» Instruction: Transcribe the records that follow in their entirety, omitting any pictures.

[Saved data entries]
**********

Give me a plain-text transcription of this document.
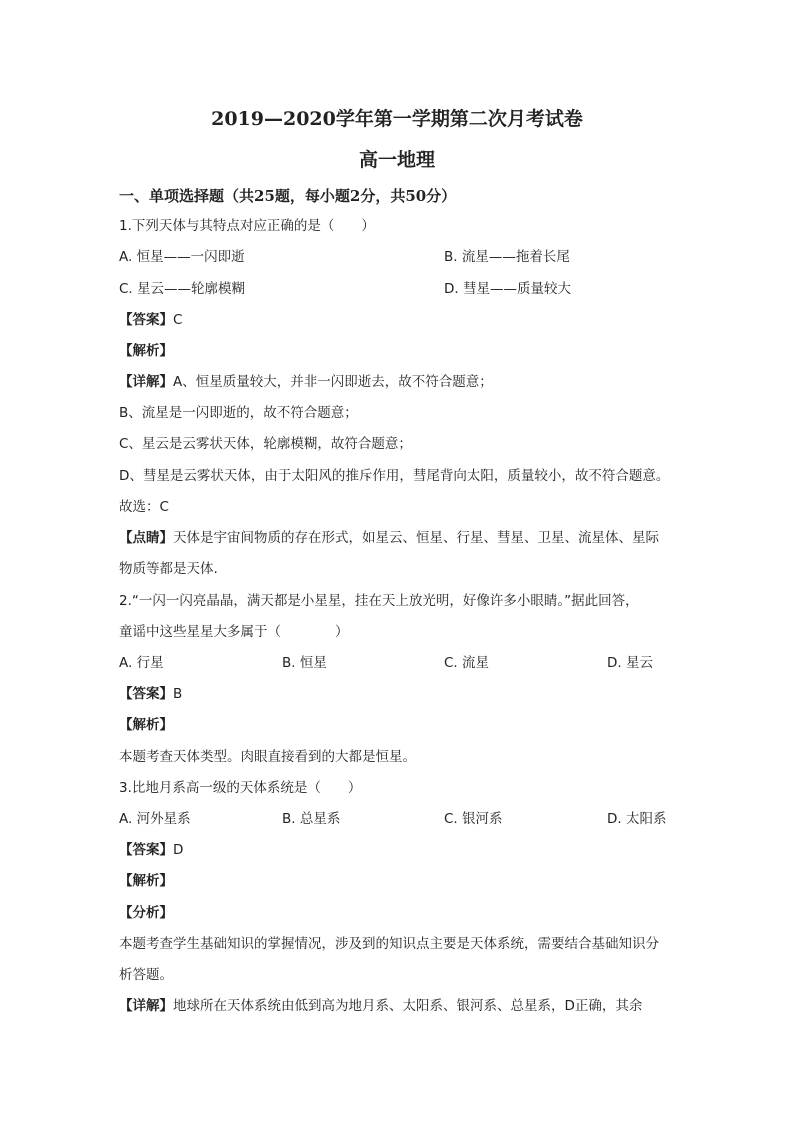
2019—2020学年第一学期第二次月考试卷
高一地理
一、单项选择题（共25题，每小题2分，共50分）
1.下列天体与其特点对应正确的是（　　）
A. 恒星——一闪即逝	B. 流星——拖着长尾
C. 星云——轮廓模糊	D. 彗星——质量较大
【答案】C
【解析】
【详解】A、恒星质量较大，并非一闪即逝去，故不符合题意；
B、流星是一闪即逝的，故不符合题意；
C、星云是云雾状天体，轮廓模糊，故符合题意；
D、彗星是云雾状天体，由于太阳风的推斥作用，彗尾背向太阳，质量较小，故不符合题意。
故选：C
【点睛】天体是宇宙间物质的存在形式，如星云、恒星、行星、彗星、卫星、流星体、星际
物质等都是天体.
2.“一闪一闪亮晶晶，满天都是小星星，挂在天上放光明，好像许多小眼睛。”据此回答，
童谣中这些星星大多属于（　　　　）
A. 行星	B. 恒星	C. 流星	D. 星云
【答案】B
【解析】
本题考查天体类型。肉眼直接看到的大都是恒星。
3.比地月系高一级的天体系统是（　　）
A. 河外星系	B. 总星系	C. 银河系	D. 太阳系
【答案】D
【解析】
【分析】
本题考查学生基础知识的掌握情况，涉及到的知识点主要是天体系统，需要结合基础知识分
析答题。
【详解】地球所在天体系统由低到高为地月系、太阳系、银河系、总星系，D正确，其余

**********

» Task answer:
Give me a plain-text transcription of this document.
2019—2020学年第一学期第二次月考试卷
高一地理
一、单项选择题（共25题，每小题2分，共50分）
1.下列天体与其特点对应正确的是（　　）
A. 恒星——一闪即逝	B. 流星——拖着长尾
C. 星云——轮廓模糊	D. 彗星——质量较大
【答案】C
【解析】
【详解】A、恒星质量较大，并非一闪即逝去，故不符合题意；
B、流星是一闪即逝的，故不符合题意；
C、星云是云雾状天体，轮廓模糊，故符合题意；
D、彗星是云雾状天体，由于太阳风的推斥作用，彗尾背向太阳，质量较小，故不符合题意。
故选：C
【点睛】天体是宇宙间物质的存在形式，如星云、恒星、行星、彗星、卫星、流星体、星际
物质等都是天体.
2.“一闪一闪亮晶晶，满天都是小星星，挂在天上放光明，好像许多小眼睛。”据此回答，
童谣中这些星星大多属于（　　　　）
A. 行星	B. 恒星	C. 流星	D. 星云
【答案】B
【解析】
本题考查天体类型。肉眼直接看到的大都是恒星。
3.比地月系高一级的天体系统是（　　）
A. 河外星系	B. 总星系	C. 银河系	D. 太阳系
【答案】D
【解析】
【分析】
本题考查学生基础知识的掌握情况，涉及到的知识点主要是天体系统，需要结合基础知识分
析答题。
【详解】地球所在天体系统由低到高为地月系、太阳系、银河系、总星系，D正确，其余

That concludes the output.